### Supplied text
On 17-Jun-2014 10:47, Josh Andler wrote:
With the poppler-based import it is converting text to paths (or symbols from what I saw), but it still leaves the "import text as text" active and looking as if it will be how it functions. Is not importing the text as text via Poppler a bug or what we should expect?
Please post a link to an example (any PDF somewhere on the web) and describe the region you are talking about. PDFs have a broad spectrum of how text is encoded and without seeing the example we can't be sure where the issue is. These PDFs all look the same on the screen, but...
The best case encodes each letter as its own glyph, and the encoding matches up with unicode. These are searchable with text strings in PDF viewers.
Not quite so good, the PDF merges pairs of letters like "fi" into one glyph. This looks good as a graphic but causes hiccups when it hits any text processing code. These are mostly searchable, but (in this example) "file" would not be found, even when the word is staring the user in the face on the screen. Compensating is possible in special cases if there is a table of the common instances of this, and the import code splits out the merged glyphs.
######
#### Challenges:
[A] State whether each statement agrees with the thread on PDF text import, answering yes or no and quoting the deciding words of the thread: (i) the best case encodes each letter as its own glyph; (ii) PDFs that merge pairs of letters into one glyph cannot be searched at all; (iii) the poppler-based import leaves the "import text as text" option active.
[B] Rewrite the entries from their first line up to and including the line with "bar-58: [273, 117, 276, 344]", changing "UI element localization" to "Interface element localization" and leaving everything else unchanged.
The entries that follow the thread bear no relation to it.
### Data entries
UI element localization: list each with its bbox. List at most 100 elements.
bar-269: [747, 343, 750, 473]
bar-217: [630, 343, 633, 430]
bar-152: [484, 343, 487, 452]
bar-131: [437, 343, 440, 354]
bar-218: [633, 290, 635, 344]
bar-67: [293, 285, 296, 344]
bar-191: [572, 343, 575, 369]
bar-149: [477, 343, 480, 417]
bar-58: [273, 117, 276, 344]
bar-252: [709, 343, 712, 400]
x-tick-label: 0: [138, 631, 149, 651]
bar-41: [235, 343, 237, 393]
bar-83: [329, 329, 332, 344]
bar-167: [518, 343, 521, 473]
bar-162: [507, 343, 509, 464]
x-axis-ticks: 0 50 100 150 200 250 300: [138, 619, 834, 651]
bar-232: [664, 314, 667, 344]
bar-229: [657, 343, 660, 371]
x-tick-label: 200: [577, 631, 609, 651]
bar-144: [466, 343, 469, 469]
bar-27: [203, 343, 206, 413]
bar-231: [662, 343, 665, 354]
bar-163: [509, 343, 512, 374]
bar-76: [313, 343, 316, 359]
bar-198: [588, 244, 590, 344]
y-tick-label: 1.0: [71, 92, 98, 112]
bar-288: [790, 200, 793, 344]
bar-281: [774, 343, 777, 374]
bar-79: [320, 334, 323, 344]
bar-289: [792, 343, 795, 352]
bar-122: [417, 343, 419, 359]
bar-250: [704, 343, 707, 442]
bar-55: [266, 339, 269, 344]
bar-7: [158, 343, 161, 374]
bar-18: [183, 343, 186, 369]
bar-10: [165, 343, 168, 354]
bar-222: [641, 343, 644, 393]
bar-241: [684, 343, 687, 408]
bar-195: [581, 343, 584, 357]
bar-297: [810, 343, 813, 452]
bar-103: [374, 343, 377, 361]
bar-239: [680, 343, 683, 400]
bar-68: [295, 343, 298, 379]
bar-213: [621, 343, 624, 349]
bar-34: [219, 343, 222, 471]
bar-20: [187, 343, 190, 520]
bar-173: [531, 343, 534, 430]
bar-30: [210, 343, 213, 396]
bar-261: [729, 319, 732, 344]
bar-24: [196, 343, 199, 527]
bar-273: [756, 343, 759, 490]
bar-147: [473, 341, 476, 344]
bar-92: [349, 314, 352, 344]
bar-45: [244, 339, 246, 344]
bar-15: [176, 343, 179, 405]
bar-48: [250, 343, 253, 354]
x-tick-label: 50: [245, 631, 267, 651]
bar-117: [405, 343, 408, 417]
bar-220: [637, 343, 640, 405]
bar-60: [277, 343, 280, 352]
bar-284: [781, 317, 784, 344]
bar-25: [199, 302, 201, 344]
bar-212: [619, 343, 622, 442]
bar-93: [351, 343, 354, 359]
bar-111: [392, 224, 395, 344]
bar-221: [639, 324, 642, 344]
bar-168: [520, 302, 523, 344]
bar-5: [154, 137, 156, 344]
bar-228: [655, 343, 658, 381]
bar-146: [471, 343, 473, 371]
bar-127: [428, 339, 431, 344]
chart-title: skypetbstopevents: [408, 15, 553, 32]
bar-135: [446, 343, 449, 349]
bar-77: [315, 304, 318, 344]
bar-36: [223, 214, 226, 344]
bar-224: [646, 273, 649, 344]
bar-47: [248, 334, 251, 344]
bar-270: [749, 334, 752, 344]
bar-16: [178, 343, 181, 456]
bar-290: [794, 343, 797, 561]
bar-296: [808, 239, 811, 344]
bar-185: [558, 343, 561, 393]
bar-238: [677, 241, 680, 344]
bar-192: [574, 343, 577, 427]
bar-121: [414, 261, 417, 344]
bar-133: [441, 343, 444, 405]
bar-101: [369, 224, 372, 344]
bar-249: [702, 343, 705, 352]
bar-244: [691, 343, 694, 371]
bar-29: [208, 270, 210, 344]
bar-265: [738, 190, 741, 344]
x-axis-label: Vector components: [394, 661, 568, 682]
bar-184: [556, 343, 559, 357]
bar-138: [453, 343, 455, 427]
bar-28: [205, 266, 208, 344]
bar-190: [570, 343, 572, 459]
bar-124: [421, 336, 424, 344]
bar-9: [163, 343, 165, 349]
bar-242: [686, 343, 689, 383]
######
#### Task results:
[A]
(i) Yes: "The best case encodes each letter as its own glyph, and the encoding matches up with unicode."
(ii) No: "These are mostly searchable".
(iii) Yes: "but it still leaves the "import text as text" active".

[B]
Interface element localization: list each with its bbox. List at most 100 elements.
bar-269: [747, 343, 750, 473]
bar-217: [630, 343, 633, 430]
bar-152: [484, 343, 487, 452]
bar-131: [437, 343, 440, 354]
bar-218: [633, 290, 635, 344]
bar-67: [293, 285, 296, 344]
bar-191: [572, 343, 575, 369]
bar-149: [477, 343, 480, 417]
bar-58: [273, 117, 276, 344]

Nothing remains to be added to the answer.